- _About this task_: Take the listing and give it again exactly, from its first line to its last line.

- _Data extract_:
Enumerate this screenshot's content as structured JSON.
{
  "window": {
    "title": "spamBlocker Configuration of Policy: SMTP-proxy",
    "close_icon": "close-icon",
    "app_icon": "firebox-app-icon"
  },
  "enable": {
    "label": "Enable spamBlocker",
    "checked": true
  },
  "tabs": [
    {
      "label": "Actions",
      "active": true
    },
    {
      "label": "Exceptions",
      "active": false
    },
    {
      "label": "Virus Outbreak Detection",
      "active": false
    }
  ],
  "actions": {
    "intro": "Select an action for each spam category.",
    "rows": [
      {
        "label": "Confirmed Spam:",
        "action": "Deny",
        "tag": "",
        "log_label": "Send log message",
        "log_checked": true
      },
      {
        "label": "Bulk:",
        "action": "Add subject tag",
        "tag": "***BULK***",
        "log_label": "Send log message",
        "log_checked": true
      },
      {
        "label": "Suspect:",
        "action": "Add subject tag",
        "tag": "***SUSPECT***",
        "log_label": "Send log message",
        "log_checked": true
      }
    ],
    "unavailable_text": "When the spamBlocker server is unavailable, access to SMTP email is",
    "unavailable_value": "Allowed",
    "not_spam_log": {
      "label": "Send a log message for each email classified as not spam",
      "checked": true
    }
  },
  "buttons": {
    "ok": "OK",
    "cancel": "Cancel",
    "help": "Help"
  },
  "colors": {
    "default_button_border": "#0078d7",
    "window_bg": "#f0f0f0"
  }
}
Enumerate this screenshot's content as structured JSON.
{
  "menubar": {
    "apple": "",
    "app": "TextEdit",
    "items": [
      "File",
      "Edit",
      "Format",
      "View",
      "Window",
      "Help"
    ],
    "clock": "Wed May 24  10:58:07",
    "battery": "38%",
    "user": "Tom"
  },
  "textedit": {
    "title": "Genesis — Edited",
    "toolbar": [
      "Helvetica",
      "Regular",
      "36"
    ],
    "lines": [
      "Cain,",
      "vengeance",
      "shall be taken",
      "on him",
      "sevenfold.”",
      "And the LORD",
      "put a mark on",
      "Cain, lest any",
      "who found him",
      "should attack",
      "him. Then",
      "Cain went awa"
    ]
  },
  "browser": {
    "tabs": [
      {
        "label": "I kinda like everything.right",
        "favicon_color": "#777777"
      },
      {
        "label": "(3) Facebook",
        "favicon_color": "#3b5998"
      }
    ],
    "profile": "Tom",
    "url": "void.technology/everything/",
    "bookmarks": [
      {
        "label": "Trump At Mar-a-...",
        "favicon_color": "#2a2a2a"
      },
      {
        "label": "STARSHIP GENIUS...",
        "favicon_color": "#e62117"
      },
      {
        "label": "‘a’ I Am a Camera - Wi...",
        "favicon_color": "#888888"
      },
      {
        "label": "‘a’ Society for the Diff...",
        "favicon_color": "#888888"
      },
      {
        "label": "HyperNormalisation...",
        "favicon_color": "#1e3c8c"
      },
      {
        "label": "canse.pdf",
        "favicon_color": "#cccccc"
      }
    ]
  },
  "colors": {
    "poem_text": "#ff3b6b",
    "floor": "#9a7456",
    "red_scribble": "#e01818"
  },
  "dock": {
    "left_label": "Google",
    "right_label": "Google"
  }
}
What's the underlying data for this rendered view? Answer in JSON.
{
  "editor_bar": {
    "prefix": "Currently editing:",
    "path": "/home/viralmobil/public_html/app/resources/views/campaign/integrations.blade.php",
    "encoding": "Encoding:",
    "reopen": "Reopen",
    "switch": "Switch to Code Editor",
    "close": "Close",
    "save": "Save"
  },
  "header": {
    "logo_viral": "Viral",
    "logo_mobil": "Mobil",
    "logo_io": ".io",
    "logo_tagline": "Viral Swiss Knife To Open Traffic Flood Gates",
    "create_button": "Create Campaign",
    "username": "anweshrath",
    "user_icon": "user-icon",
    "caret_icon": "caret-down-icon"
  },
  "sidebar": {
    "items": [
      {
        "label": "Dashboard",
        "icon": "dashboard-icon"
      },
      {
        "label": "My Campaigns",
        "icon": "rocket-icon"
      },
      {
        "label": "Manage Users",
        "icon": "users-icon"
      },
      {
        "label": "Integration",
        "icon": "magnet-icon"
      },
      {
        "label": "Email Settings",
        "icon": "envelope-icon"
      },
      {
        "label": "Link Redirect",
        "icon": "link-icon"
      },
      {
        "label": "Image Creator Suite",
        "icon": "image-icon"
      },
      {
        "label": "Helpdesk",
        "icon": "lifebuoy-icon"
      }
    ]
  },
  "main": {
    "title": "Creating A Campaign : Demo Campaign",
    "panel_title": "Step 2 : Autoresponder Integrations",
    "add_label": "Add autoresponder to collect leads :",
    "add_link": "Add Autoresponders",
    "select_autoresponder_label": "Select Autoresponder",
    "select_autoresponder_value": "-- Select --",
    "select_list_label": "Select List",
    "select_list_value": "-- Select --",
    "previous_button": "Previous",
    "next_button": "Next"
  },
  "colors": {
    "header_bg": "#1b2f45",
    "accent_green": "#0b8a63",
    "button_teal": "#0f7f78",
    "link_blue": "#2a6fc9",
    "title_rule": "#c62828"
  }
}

- _Result for this exercise_:
Enumerate this screenshot's content as structured JSON.
{
  "window": {
    "title": "spamBlocker Configuration of Policy: SMTP-proxy",
    "close_icon": "close-icon",
    "app_icon": "firebox-app-icon"
  },
  "enable": {
    "label": "Enable spamBlocker",
    "checked": true
  },
  "tabs": [
    {
      "label": "Actions",
      "active": true
    },
    {
      "label": "Exceptions",
      "active": false
    },
    {
      "label": "Virus Outbreak Detection",
      "active": false
    }
  ],
  "actions": {
    "intro": "Select an action for each spam category.",
    "rows": [
      {
        "label": "Confirmed Spam:",
        "action": "Deny",
        "tag": "",
        "log_label": "Send log message",
        "log_checked": true
      },
      {
        "label": "Bulk:",
        "action": "Add subject tag",
        "tag": "***BULK***",
        "log_label": "Send log message",
        "log_checked": true
      },
      {
        "label": "Suspect:",
        "action": "Add subject tag",
        "tag": "***SUSPECT***",
        "log_label": "Send log message",
        "log_checked": true
      }
    ],
    "unavailable_text": "When the spamBlocker server is unavailable, access to SMTP email is",
    "unavailable_value": "Allowed",
    "not_spam_log": {
      "label": "Send a log message for each email classified as not spam",
      "checked": true
    }
  },
  "buttons": {
    "ok": "OK",
    "cancel": "Cancel",
    "help": "Help"
  },
  "colors": {
    "default_button_border": "#0078d7",
    "window_bg": "#f0f0f0"
  }
}
Enumerate this screenshot's content as structured JSON.
{
  "menubar": {
    "apple": "",
    "app": "TextEdit",
    "items": [
      "File",
      "Edit",
      "Format",
      "View",
      "Window",
      "Help"
    ],
    "clock": "Wed May 24  10:58:07",
    "battery": "38%",
    "user": "Tom"
  },
  "textedit": {
    "title": "Genesis — Edited",
    "toolbar": [
      "Helvetica",
      "Regular",
      "36"
    ],
    "lines": [
      "Cain,",
      "vengeance",
      "shall be taken",
      "on him",
      "sevenfold.”",
      "And the LORD",
      "put a mark on",
      "Cain, lest any",
      "who found him",
      "should attack",
      "him. Then",
      "Cain went awa"
    ]
  },
  "browser": {
    "tabs": [
      {
        "label": "I kinda like everything.right",
        "favicon_color": "#777777"
      },
      {
        "label": "(3) Facebook",
        "favicon_color": "#3b5998"
      }
    ],
    "profile": "Tom",
    "url": "void.technology/everything/",
    "bookmarks": [
      {
        "label": "Trump At Mar-a-...",
        "favicon_color": "#2a2a2a"
      },
      {
        "label": "STARSHIP GENIUS...",
        "favicon_color": "#e62117"
      },
      {
        "label": "‘a’ I Am a Camera - Wi...",
        "favicon_color": "#888888"
      },
      {
        "label": "‘a’ Society for the Diff...",
        "favicon_color": "#888888"
      },
      {
        "label": "HyperNormalisation...",
        "favicon_color": "#1e3c8c"
      },
      {
        "label": "canse.pdf",
        "favicon_color": "#cccccc"
      }
    ]
  },
  "colors": {
    "poem_text": "#ff3b6b",
    "floor": "#9a7456",
    "red_scribble": "#e01818"
  },
  "dock": {
    "left_label": "Google",
    "right_label": "Google"
  }
}
What's the underlying data for this rendered view? Answer in JSON.
{
  "editor_bar": {
    "prefix": "Currently editing:",
    "path": "/home/viralmobil/public_html/app/resources/views/campaign/integrations.blade.php",
    "encoding": "Encoding:",
    "reopen": "Reopen",
    "switch": "Switch to Code Editor",
    "close": "Close",
    "save": "Save"
  },
  "header": {
    "logo_viral": "Viral",
    "logo_mobil": "Mobil",
    "logo_io": ".io",
    "logo_tagline": "Viral Swiss Knife To Open Traffic Flood Gates",
    "create_button": "Create Campaign",
    "username": "anweshrath",
    "user_icon": "user-icon",
    "caret_icon": "caret-down-icon"
  },
  "sidebar": {
    "items": [
      {
        "label": "Dashboard",
        "icon": "dashboard-icon"
      },
      {
        "label": "My Campaigns",
        "icon": "rocket-icon"
      },
      {
        "label": "Manage Users",
        "icon": "users-icon"
      },
      {
        "label": "Integration",
        "icon": "magnet-icon"
      },
      {
        "label": "Email Settings",
        "icon": "envelope-icon"
      },
      {
        "label": "Link Redirect",
        "icon": "link-icon"
      },
      {
        "label": "Image Creator Suite",
        "icon": "image-icon"
      },
      {
        "label": "Helpdesk",
        "icon": "lifebuoy-icon"
      }
    ]
  },
  "main": {
    "title": "Creating A Campaign : Demo Campaign",
    "panel_title": "Step 2 : Autoresponder Integrations",
    "add_label": "Add autoresponder to collect leads :",
    "add_link": "Add Autoresponders",
    "select_autoresponder_label": "Select Autoresponder",
    "select_autoresponder_value": "-- Select --",
    "select_list_label": "Select List",
    "select_list_value": "-- Select --",
    "previous_button": "Previous",
    "next_button": "Next"
  },
  "colors": {
    "header_bg": "#1b2f45",
    "accent_green": "#0b8a63",
    "button_teal": "#0f7f78",
    "link_blue": "#2a6fc9",
    "title_rule": "#c62828"
  }
}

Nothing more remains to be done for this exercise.